Short exercise
Answer with one number: the count of lines in this material that hold the word "JSON".

::: Record excerpts :::

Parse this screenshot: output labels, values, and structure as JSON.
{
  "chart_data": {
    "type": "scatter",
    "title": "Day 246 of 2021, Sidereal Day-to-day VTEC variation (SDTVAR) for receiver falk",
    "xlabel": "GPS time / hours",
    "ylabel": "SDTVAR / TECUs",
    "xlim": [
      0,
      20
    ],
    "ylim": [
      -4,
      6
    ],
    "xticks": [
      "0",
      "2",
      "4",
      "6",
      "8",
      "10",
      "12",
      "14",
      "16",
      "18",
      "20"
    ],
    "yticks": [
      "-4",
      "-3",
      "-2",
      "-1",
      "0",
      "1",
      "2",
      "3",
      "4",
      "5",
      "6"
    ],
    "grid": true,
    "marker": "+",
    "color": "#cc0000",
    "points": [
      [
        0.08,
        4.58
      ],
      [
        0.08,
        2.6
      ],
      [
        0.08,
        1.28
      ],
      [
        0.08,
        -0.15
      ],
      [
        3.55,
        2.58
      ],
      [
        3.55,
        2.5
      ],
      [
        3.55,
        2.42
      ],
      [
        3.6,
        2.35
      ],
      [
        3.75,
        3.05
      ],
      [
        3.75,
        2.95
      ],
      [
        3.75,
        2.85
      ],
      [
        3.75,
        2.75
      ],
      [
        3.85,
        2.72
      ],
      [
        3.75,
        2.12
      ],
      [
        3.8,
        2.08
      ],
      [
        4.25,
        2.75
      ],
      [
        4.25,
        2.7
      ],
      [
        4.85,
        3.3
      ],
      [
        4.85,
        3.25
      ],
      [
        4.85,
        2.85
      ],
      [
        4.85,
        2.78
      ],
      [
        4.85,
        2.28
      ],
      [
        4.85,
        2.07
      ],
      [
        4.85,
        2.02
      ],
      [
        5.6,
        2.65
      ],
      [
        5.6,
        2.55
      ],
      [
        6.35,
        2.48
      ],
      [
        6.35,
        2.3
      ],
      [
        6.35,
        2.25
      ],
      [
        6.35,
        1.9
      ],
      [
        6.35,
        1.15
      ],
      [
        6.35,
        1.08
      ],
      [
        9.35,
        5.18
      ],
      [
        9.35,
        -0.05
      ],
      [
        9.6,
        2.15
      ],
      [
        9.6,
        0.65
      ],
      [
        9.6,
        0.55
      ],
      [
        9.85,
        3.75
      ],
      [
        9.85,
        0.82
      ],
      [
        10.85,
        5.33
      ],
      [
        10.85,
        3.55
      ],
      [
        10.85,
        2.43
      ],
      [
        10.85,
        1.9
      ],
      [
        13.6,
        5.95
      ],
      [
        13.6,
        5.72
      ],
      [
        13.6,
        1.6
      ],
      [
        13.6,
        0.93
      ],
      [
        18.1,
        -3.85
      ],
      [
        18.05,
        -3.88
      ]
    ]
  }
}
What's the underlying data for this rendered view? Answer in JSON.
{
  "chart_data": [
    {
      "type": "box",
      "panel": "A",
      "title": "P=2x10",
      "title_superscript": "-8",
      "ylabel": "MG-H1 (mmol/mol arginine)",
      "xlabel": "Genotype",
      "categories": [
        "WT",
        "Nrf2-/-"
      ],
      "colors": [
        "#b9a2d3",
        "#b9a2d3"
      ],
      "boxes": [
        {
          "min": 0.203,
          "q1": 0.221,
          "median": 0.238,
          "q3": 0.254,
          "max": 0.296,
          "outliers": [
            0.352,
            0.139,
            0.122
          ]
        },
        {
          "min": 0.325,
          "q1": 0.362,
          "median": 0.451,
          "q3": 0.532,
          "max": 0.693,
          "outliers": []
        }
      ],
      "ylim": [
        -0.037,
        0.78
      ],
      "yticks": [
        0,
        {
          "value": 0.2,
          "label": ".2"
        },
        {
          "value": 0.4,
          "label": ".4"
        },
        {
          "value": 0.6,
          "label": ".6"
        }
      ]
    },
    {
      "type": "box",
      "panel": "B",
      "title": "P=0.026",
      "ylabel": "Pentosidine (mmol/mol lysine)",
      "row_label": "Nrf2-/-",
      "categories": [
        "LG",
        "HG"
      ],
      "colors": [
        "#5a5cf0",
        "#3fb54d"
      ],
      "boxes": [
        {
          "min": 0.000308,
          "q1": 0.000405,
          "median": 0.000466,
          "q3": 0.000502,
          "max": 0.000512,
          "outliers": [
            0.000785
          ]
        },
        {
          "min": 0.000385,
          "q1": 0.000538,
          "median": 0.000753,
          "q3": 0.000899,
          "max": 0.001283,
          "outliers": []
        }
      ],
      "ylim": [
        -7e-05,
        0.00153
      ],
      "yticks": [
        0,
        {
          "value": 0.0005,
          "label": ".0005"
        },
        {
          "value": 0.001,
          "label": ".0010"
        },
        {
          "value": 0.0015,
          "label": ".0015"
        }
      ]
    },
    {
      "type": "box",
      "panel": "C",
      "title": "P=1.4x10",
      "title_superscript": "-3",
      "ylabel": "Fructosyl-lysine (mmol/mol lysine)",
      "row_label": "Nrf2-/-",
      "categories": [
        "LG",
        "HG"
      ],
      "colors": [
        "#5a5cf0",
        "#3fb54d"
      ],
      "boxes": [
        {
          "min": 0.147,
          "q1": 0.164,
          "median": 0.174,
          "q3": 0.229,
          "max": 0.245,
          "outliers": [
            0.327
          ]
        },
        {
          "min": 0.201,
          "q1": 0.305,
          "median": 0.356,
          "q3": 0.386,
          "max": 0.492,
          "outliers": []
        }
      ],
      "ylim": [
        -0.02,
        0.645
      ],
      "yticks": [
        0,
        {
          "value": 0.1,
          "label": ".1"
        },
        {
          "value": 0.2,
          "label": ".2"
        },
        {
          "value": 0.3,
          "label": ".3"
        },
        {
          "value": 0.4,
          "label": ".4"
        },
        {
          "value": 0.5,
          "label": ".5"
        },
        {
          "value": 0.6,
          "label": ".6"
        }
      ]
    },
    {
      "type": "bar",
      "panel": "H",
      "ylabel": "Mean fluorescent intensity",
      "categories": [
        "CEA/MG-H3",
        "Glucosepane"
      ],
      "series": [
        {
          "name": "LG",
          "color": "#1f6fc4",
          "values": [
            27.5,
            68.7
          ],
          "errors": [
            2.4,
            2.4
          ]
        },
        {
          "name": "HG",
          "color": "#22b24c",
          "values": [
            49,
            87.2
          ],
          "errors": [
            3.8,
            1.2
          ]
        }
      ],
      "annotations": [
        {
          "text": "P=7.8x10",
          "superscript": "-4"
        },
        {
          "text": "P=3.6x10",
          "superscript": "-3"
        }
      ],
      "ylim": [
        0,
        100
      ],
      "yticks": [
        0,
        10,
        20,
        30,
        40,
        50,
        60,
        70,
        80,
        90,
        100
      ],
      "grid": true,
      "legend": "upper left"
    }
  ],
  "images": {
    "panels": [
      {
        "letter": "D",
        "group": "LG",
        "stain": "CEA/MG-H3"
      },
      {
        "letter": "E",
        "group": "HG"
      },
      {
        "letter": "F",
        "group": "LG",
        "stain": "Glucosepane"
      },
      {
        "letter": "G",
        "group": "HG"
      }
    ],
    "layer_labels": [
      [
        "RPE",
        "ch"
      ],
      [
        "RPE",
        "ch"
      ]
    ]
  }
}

:::

Reply
2